**EXERCISES**.
• a. Please list every person or creature that the Chaldea passage mentions by name.
• b. Write what comes next in the Chaldea passage, starting after its last sentence.

**PASSAGE**.
□ □ □
As it turns out, Chaldea SO is a group that must preserve the exitence of humanity. Their MO is to meld tech and magecraft together to do so, creating among other things a wondrous machine named CHALDEAS whic is a simulator of our world's existence - its past, present and future. But at some point CHALDEAS itself could not see the future anymore, meaning The End of the World As We Know It is about to arrive... After the organization sees the starting point of this world-ending disaster is the Grail War of Fuyuki City in 2004, they started gathering people like the MC who had potential to use Chaldeas' Summoning System (known as FATE), which would allow them to summon many historical / fictional / myth people so they'll become their Servants and fight under their commands.

The MC and Mash, who actually is a Demi-Servant (a human fused with a Servant themself) rather than a proper Master, hurry towards Fuyuki alongside the young Chaldeas director Olga Marie Animusphere and a mysterious creature named Fou. They start fighting their way there under the watchful eye of both the Chaldeas scientist Dr. Romani Archaman (another of the few survivors among the staff) and the friendly Servant Leonardo DaVinci (who, however, is now a beautiful lady who looks like Lisa del Giocondo, the model for Leonardo's Mona Lisa). Little do they all know what awaits them, for investigating the enormous changes in Fuyuki and seeing their connection to the End of the World is just the first step. . .
□ □ □
**RECORD EXCERPTS**.
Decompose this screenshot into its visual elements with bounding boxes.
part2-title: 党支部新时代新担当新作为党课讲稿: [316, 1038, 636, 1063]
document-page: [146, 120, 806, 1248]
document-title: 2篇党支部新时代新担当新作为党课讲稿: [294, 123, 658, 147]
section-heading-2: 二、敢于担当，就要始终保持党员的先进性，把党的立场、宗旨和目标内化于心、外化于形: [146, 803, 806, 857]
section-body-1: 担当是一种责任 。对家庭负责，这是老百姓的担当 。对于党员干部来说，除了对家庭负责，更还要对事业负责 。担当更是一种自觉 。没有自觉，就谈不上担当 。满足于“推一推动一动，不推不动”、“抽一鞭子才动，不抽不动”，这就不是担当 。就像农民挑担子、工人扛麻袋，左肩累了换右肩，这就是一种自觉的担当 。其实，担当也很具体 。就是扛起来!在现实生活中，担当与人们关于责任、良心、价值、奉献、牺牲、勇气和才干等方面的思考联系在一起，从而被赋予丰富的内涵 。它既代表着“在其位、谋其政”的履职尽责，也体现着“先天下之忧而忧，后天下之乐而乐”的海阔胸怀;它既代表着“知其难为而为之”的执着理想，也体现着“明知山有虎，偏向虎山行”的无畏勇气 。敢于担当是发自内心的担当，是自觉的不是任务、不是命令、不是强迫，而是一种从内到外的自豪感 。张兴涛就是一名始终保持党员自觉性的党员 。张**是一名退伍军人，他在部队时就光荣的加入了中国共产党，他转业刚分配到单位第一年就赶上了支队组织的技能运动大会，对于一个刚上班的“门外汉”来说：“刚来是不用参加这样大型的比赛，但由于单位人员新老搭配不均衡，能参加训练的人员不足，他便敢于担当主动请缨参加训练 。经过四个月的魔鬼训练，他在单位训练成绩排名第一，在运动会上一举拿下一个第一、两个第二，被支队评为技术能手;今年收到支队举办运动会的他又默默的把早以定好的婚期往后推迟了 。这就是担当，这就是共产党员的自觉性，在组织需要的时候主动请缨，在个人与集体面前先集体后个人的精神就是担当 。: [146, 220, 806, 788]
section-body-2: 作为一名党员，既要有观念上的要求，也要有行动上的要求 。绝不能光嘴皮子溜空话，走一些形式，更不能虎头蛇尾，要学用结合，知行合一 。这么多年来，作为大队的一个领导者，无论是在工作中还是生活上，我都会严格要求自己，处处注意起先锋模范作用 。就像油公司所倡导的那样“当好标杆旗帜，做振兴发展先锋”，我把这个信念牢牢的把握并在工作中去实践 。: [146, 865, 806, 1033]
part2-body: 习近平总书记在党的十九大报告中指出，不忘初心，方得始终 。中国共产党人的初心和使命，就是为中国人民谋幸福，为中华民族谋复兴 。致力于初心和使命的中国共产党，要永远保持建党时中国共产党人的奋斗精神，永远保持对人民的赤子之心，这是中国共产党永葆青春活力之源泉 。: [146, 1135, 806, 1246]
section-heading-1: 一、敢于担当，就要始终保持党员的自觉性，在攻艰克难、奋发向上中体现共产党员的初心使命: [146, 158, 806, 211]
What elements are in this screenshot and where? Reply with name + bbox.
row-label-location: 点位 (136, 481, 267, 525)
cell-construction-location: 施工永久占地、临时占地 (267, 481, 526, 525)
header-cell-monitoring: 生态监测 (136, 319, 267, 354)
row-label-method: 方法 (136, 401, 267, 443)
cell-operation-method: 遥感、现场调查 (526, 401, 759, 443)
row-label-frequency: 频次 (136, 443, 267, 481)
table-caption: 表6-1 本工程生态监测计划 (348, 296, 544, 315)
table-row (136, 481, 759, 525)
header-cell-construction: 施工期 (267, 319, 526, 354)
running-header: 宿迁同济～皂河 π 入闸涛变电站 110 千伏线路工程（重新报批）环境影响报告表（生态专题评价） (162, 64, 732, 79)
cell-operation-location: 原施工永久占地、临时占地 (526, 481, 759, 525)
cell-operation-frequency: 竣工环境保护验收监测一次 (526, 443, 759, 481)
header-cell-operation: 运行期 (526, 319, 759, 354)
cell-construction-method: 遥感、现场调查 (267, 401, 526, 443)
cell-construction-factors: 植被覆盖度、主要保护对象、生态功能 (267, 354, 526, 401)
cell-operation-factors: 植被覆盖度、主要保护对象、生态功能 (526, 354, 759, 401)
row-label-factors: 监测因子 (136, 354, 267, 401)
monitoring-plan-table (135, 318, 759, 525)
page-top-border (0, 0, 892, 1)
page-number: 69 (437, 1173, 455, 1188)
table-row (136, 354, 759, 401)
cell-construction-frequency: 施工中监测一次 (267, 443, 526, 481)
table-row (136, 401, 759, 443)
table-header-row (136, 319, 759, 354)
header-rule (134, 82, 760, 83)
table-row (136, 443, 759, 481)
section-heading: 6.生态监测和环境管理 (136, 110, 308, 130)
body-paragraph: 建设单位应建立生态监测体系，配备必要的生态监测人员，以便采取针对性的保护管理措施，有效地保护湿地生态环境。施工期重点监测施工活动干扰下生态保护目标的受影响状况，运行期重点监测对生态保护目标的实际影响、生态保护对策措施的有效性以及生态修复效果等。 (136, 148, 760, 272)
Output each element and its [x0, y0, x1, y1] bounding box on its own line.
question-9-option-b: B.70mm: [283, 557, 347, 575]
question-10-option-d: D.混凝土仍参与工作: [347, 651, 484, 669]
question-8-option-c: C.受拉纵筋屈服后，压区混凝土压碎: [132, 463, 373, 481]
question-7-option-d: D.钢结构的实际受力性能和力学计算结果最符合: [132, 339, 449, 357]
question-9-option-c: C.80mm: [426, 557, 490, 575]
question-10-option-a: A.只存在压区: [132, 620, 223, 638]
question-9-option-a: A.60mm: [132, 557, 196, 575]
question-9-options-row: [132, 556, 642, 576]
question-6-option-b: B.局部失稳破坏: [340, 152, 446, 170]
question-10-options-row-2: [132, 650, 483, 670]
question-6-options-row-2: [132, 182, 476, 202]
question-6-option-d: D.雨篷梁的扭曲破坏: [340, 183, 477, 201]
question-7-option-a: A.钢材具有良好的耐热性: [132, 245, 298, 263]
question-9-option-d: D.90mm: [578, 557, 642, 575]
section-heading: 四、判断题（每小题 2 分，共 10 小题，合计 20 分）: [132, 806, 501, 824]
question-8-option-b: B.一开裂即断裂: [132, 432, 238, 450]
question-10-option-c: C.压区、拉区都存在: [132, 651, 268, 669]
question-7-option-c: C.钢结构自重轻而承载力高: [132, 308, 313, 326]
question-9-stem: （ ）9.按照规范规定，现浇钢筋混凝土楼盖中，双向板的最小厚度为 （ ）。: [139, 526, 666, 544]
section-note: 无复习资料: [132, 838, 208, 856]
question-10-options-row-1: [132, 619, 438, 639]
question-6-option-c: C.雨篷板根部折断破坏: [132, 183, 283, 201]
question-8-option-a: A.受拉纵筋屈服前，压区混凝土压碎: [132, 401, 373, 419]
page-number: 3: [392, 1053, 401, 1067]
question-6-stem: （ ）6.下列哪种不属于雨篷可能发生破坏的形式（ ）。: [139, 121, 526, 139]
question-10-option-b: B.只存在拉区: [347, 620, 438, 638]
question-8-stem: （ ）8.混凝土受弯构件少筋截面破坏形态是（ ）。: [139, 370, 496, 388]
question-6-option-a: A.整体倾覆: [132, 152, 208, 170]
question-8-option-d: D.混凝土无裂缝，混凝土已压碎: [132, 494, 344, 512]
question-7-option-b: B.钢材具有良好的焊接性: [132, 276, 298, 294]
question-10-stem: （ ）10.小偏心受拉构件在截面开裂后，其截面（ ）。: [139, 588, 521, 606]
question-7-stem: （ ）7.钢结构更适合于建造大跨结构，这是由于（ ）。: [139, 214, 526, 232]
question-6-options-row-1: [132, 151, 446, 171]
□ □ □
**ANSWER LIST**.
• a. Mash, Olga Marie Animusphere, Fou, Dr. Romani Archaman, Leonardo DaVinci, Lisa del Giocondo

• b.
Warning: There WILL be many spoilers, marked and unmarked, regarding other Nasuverse works, especially Fate/stay night.

Tropes used in Fate: Grand Order include:
This page needs more trope entries. You can help this wiki by adding more entries or expanding current ones.

Tropes related to the Gameplay[]

  • Character Tiers: Turned on its head. Characters are ranked by a Star system, going from One Star (the most common ones) to the Five Stars (the rest), but this does NOT automatically means a One-Star Servant is completely useless. in fact, Hans Christian Andersen is "merely" a Two-Star, but his Support Party Member-like Noble Phantasm can be VERY useful to keep the party in good health via buffind them, healing them, etc.
  • Color-Coded for Your Convenience: Each of the Command Cards have their own colors:
  • Limit Break: The Noble Phantasms themselves.
  • Personality Powers: Each Servant's Skills, stats, attacks, etc. are based on their real lives, their personalities as humans / fictional characters and the personalities they have now.
  • Turn-Based Strategy: How the Battles themselves work.

Tropes related to the Story[]

  • Adaptation Expansion: For Servants who either were villains or overlooked in other Nasuverse media. ie, Hassan of the Cursed Arm and Avicebron are among the MC's allies here rather than enemies and are given more sympathetic sides.
  • After the End: By the time the Prologue is over, Chaldea is more or less what's left from the world...
    • Each of the Lostbelts is wiped out after the fights in there
  • All Just a Dream: The Prison Tower event is more or less like this, with the Protagonist slipping in and out of consciousness in Chaldeas whereas his/her mind is in the Chateau d'If.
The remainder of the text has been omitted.